=== Input data ===

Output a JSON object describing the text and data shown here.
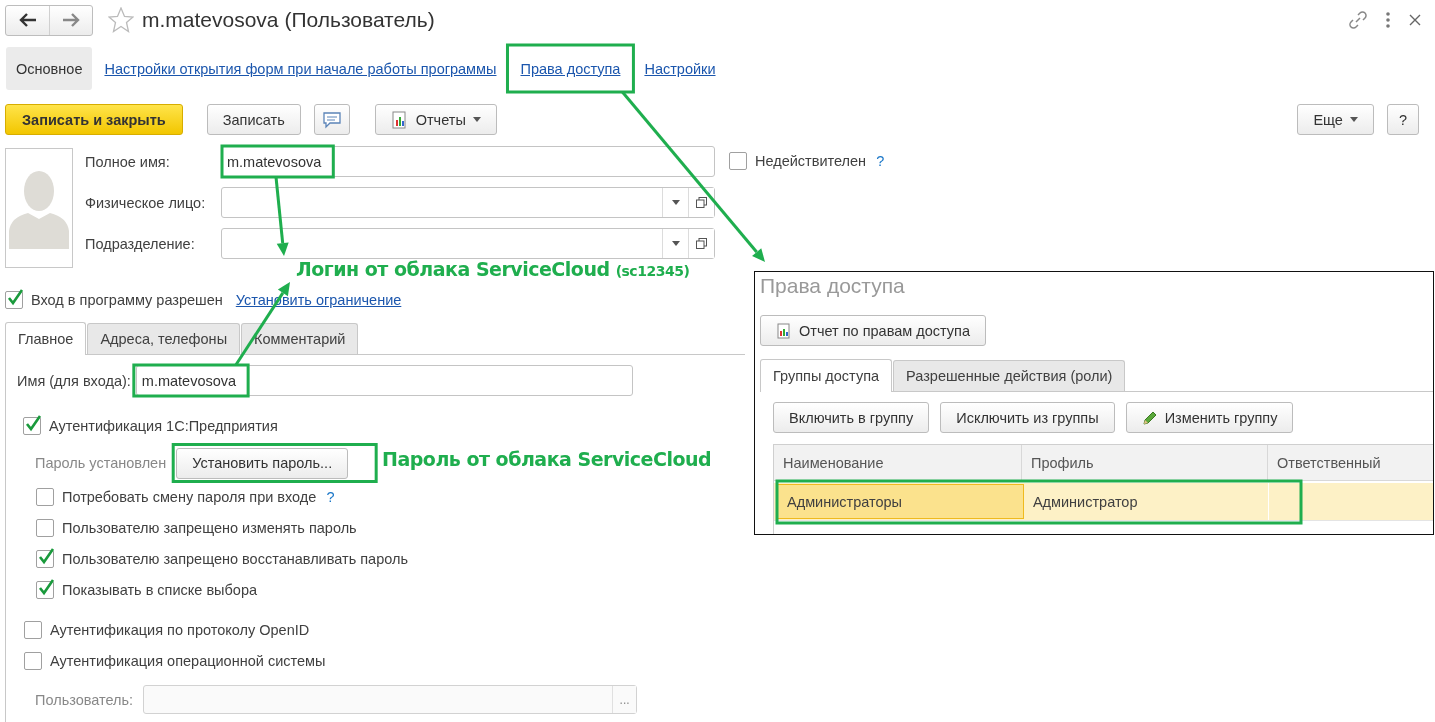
{
  "window": {
    "title": "m.matevosova (Пользователь)",
    "favorite": false
  },
  "nav_links": [
    {
      "label": "Основное",
      "selected": true
    },
    {
      "label": "Настройки открытия форм при начале работы программы",
      "selected": false
    },
    {
      "label": "Права доступа",
      "selected": false
    },
    {
      "label": "Настройки",
      "selected": false
    }
  ],
  "toolbar": {
    "buttons": [
      {
        "label": "Записать и закрыть",
        "kind": "primary"
      },
      {
        "label": "Записать",
        "kind": "plain"
      },
      {
        "kind": "comment"
      },
      {
        "label": "Отчеты",
        "kind": "report-dropdown"
      }
    ],
    "right_buttons": [
      {
        "label": "Еще",
        "kind": "dropdown"
      },
      {
        "label": "?",
        "kind": "plain"
      }
    ]
  },
  "fields": [
    {
      "label": "Полное имя:",
      "value": "m.matevosova",
      "kind": "text"
    },
    {
      "label": "Физическое лицо:",
      "kind": "select"
    },
    {
      "label": "Подразделение:",
      "kind": "select"
    }
  ],
  "invalid": {
    "label": "Недействителен",
    "checked": false,
    "help": "?"
  },
  "login_allowed": {
    "label": "Вход в программу разрешен",
    "checked": true,
    "link": "Установить ограничение"
  },
  "tabs": [
    {
      "label": "Главное",
      "selected": true
    },
    {
      "label": "Адреса, телефоны",
      "selected": false
    },
    {
      "label": "Комментарий",
      "selected": false
    }
  ],
  "login_name": {
    "label": "Имя (для входа):",
    "value": "m.matevosova"
  },
  "auth_1c": {
    "label": "Аутентификация 1С:Предприятия",
    "checked": true
  },
  "password": {
    "status": "Пароль установлен",
    "button": "Установить пароль..."
  },
  "password_options": [
    {
      "label": "Потребовать смену пароля при входе",
      "checked": false,
      "help": "?"
    },
    {
      "label": "Пользователю запрещено изменять пароль",
      "checked": false
    },
    {
      "label": "Пользователю запрещено восстанавливать пароль",
      "checked": true
    },
    {
      "label": "Показывать в списке выбора",
      "checked": true
    }
  ],
  "other_auth": [
    {
      "label": "Аутентификация по протоколу OpenID",
      "checked": false
    },
    {
      "label": "Аутентификация операционной системы",
      "checked": false
    }
  ],
  "os_user": {
    "label": "Пользователь:",
    "disabled": true,
    "button": "..."
  },
  "access_panel": {
    "title": "Права доступа",
    "report_button": "Отчет по правам доступа",
    "tabs": [
      {
        "label": "Группы доступа",
        "selected": true
      },
      {
        "label": "Разрешенные действия (роли)",
        "selected": false
      }
    ],
    "buttons": [
      {
        "label": "Включить в группу",
        "kind": "plain"
      },
      {
        "label": "Исключить из группы",
        "kind": "plain"
      },
      {
        "label": "Изменить группу",
        "kind": "edit"
      }
    ],
    "table": {
      "columns": [
        "Наименование",
        "Профиль",
        "Ответственный"
      ],
      "rows": [
        {
          "cells": [
            "Администраторы",
            "Администратор"
          ],
          "selected": true
        }
      ]
    }
  },
  "annotations": {
    "callouts": [
      {
        "text": "Логин от облака ServiceCloud",
        "note": "(sc12345)"
      },
      {
        "text": "Пароль от облака ServiceCloud"
      }
    ]
  }
}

=== The task ===
From the data above, copy out every line with the string "value" in it.

=== Response to this task ===
      "value": "m.matevosova",
    "value": "m.matevosova"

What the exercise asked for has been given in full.